§ **Exercise description**
Among the lines below, list those containing the string "опасная".

*** Record list ***

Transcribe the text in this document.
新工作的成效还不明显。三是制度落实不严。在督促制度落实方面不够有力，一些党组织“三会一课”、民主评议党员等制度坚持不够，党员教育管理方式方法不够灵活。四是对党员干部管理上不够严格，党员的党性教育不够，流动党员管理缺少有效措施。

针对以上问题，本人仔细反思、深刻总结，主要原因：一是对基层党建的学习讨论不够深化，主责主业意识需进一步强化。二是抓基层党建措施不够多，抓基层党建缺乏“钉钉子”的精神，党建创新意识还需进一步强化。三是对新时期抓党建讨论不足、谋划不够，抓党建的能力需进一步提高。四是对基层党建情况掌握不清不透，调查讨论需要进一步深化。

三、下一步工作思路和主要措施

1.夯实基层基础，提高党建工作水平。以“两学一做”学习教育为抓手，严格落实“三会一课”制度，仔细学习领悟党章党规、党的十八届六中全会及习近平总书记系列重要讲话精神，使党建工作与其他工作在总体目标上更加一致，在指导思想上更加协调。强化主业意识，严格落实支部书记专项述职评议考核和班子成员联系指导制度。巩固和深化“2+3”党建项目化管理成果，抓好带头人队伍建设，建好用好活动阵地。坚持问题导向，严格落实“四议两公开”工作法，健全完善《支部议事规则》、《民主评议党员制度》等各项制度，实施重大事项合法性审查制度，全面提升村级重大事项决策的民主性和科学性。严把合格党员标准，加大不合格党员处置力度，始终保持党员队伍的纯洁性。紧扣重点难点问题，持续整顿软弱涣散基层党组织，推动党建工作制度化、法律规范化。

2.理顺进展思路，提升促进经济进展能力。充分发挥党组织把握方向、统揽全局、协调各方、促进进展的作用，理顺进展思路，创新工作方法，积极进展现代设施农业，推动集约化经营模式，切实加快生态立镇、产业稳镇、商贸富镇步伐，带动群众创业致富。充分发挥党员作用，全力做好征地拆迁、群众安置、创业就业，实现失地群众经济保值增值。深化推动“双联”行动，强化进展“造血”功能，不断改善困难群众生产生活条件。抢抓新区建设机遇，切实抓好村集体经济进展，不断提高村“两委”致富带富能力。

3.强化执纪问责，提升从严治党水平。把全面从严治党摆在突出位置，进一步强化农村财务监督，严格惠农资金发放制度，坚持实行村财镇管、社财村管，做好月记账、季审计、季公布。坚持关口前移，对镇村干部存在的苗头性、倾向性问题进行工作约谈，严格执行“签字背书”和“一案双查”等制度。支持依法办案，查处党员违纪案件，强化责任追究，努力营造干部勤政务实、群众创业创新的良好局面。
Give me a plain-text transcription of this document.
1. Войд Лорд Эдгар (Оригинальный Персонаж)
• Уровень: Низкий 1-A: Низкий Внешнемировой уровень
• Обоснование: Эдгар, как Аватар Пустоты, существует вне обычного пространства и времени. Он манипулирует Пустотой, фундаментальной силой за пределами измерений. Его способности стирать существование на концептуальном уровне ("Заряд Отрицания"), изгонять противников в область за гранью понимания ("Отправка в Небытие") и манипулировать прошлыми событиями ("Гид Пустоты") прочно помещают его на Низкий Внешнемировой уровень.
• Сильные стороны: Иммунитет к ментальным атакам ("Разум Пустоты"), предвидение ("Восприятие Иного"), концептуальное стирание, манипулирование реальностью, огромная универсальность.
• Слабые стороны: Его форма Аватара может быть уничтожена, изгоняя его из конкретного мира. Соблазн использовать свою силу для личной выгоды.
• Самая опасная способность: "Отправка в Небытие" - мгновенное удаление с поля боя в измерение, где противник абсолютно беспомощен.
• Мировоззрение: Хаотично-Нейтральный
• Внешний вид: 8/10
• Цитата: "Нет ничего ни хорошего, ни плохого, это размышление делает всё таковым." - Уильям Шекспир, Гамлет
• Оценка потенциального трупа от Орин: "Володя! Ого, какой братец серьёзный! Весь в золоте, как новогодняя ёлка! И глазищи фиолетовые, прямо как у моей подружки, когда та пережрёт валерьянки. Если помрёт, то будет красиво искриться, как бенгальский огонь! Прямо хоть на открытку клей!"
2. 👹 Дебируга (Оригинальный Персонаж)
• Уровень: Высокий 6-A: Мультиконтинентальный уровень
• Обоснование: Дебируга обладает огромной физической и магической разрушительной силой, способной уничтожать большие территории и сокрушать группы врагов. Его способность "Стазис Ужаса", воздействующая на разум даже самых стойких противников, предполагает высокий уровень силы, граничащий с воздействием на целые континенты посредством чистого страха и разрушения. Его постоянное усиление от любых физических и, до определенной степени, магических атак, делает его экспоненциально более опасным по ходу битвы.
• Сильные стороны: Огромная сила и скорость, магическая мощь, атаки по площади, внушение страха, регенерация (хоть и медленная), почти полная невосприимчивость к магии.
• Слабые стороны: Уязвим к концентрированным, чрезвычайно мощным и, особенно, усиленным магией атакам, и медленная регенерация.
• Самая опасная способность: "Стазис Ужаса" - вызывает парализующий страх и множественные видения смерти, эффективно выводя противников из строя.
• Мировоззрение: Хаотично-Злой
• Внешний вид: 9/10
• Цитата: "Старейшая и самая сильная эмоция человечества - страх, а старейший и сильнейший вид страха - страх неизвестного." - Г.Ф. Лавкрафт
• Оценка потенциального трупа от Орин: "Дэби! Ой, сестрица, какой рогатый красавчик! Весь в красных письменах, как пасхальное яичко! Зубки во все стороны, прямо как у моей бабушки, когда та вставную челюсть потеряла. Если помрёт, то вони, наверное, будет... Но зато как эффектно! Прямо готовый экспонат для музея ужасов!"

***

§ **Answer to the task**
• Самая опасная способность: "Отправка в Небытие" - мгновенное удаление с поля боя в измерение, где противник абсолютно беспомощен.
• Самая опасная способность: "Стазис Ужаса" - вызывает парализующий страх и множественные видения смерти, эффективно выводя противников из строя.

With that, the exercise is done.